▶ _SHORT PROBLEM_: Your task is to copy the listing exactly. Drop any pictures from the copy.

▶ _LISTED RECORDS_:
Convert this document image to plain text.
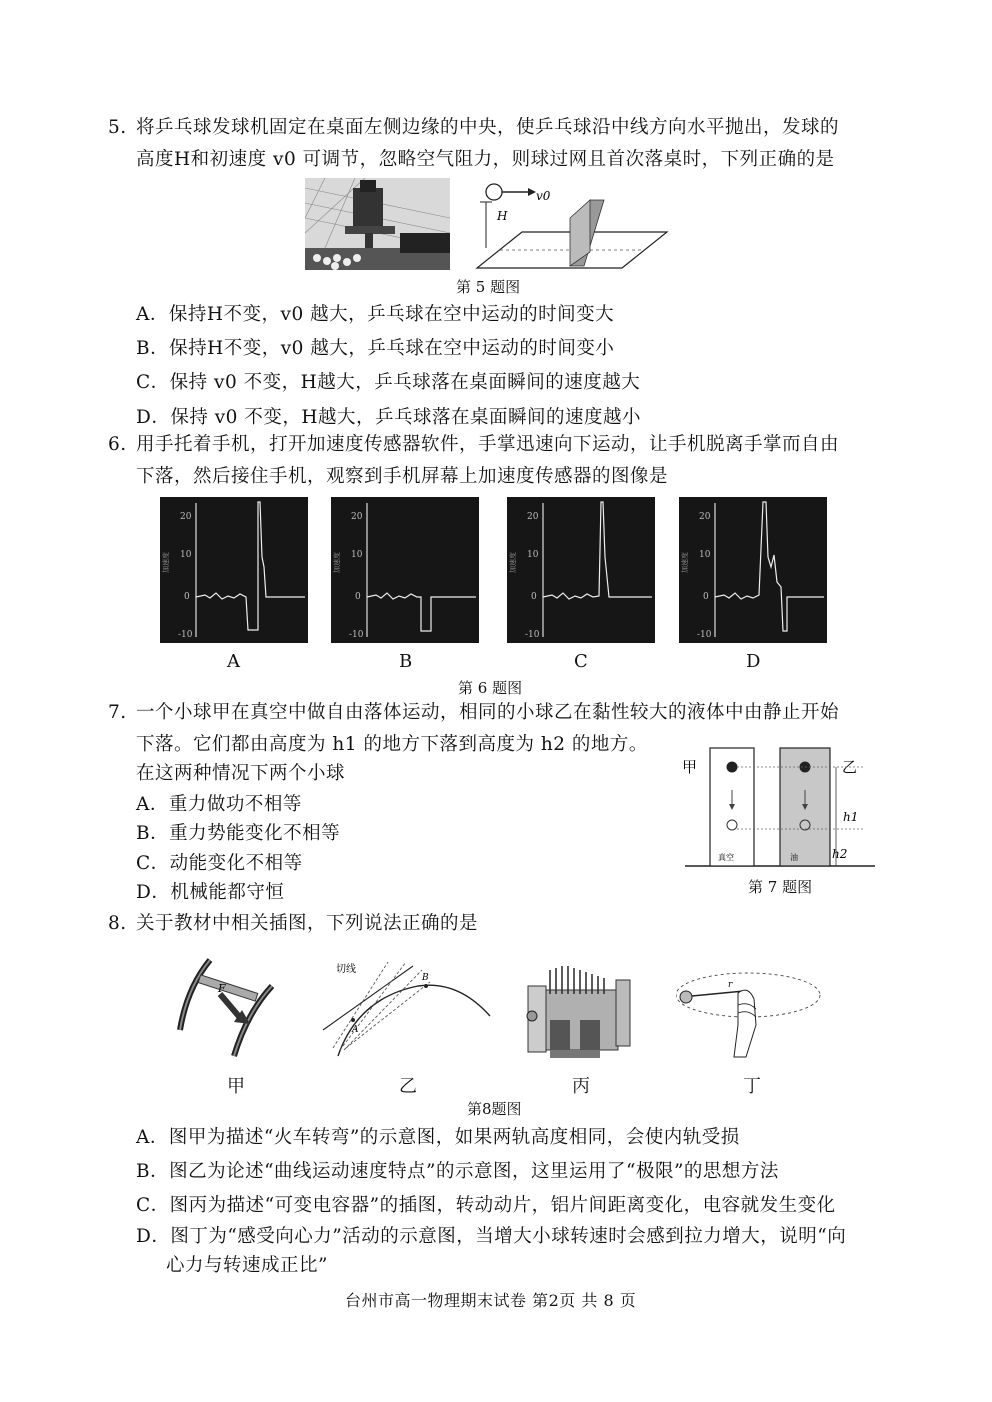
5. 将乒乓球发球机固定在桌面左侧边缘的中央，使乒乓球沿中线方向水平抛出，发球的
高度H和初速度 v0 可调节，忽略空气阻力，则球过网且首次落桌时，下列正确的是
v0
H
第 5 题图
A．保持H不变，v0 越大，乒乓球在空中运动的时间变大
B．保持H不变，v0 越大，乒乓球在空中运动的时间变小
C．保持 v0 不变，H越大，乒乓球落在桌面瞬间的速度越大
D．保持 v0 不变，H越大，乒乓球落在桌面瞬间的速度越小
6. 用手托着手机，打开加速度传感器软件，手掌迅速向下运动，让手机脱离手掌而自由
下落，然后接住手机，观察到手机屏幕上加速度传感器的图像是
20
10
0
-10
加速度
20
10
0
-10
加速度
20
10
0
-10
加速度
20
10
0
-10
加速度
A	B	C	D
第 6 题图
7. 一个小球甲在真空中做自由落体运动，相同的小球乙在黏性较大的液体中由静止开始
下落。它们都由高度为 h1 的地方下落到高度为 h2 的地方。
在这两种情况下两个小球
A．重力做功不相等
B．重力势能变化不相等
C．动能变化不相等
D．机械能都守恒
甲	乙
h1
h2
真空	油
第 7 题图
8. 关于教材中相关插图，下列说法正确的是
F
切线
A
B
r
甲	乙	丙	丁
第8题图
A．图甲为描述“火车转弯”的示意图，如果两轨高度相同，会使内轨受损
B．图乙为论述“曲线运动速度特点”的示意图，这里运用了“极限”的思想方法
C．图丙为描述“可变电容器”的插图，转动动片，铝片间距离变化，电容就发生变化
D．图丁为“感受向心力”活动的示意图，当增大小球转速时会感到拉力增大，说明“向
心力与转速成正比”
台州市高一物理期末试卷 第2页 共 8 页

▶ _TASK SOLUTION_:
Convert this document image to plain text.
5. 将乒乓球发球机固定在桌面左侧边缘的中央，使乒乓球沿中线方向水平抛出，发球的
高度H和初速度 v0 可调节，忽略空气阻力，则球过网且首次落桌时，下列正确的是
v0
H
第 5 题图
A．保持H不变，v0 越大，乒乓球在空中运动的时间变大
B．保持H不变，v0 越大，乒乓球在空中运动的时间变小
C．保持 v0 不变，H越大，乒乓球落在桌面瞬间的速度越大
D．保持 v0 不变，H越大，乒乓球落在桌面瞬间的速度越小
6. 用手托着手机，打开加速度传感器软件，手掌迅速向下运动，让手机脱离手掌而自由
下落，然后接住手机，观察到手机屏幕上加速度传感器的图像是
20
10
0
-10
加速度
20
10
0
-10
加速度
20
10
0
-10
加速度
20
10
0
-10
加速度
A	B	C	D
第 6 题图
7. 一个小球甲在真空中做自由落体运动，相同的小球乙在黏性较大的液体中由静止开始
下落。它们都由高度为 h1 的地方下落到高度为 h2 的地方。
在这两种情况下两个小球
A．重力做功不相等
B．重力势能变化不相等
C．动能变化不相等
D．机械能都守恒
甲	乙
h1
h2
真空	油
第 7 题图
8. 关于教材中相关插图，下列说法正确的是
F
切线
A
B
r
甲	乙	丙	丁
第8题图
A．图甲为描述“火车转弯”的示意图，如果两轨高度相同，会使内轨受损
B．图乙为论述“曲线运动速度特点”的示意图，这里运用了“极限”的思想方法
C．图丙为描述“可变电容器”的插图，转动动片，铝片间距离变化，电容就发生变化
D．图丁为“感受向心力”活动的示意图，当增大小球转速时会感到拉力增大，说明“向
心力与转速成正比”
台州市高一物理期末试卷 第2页 共 8 页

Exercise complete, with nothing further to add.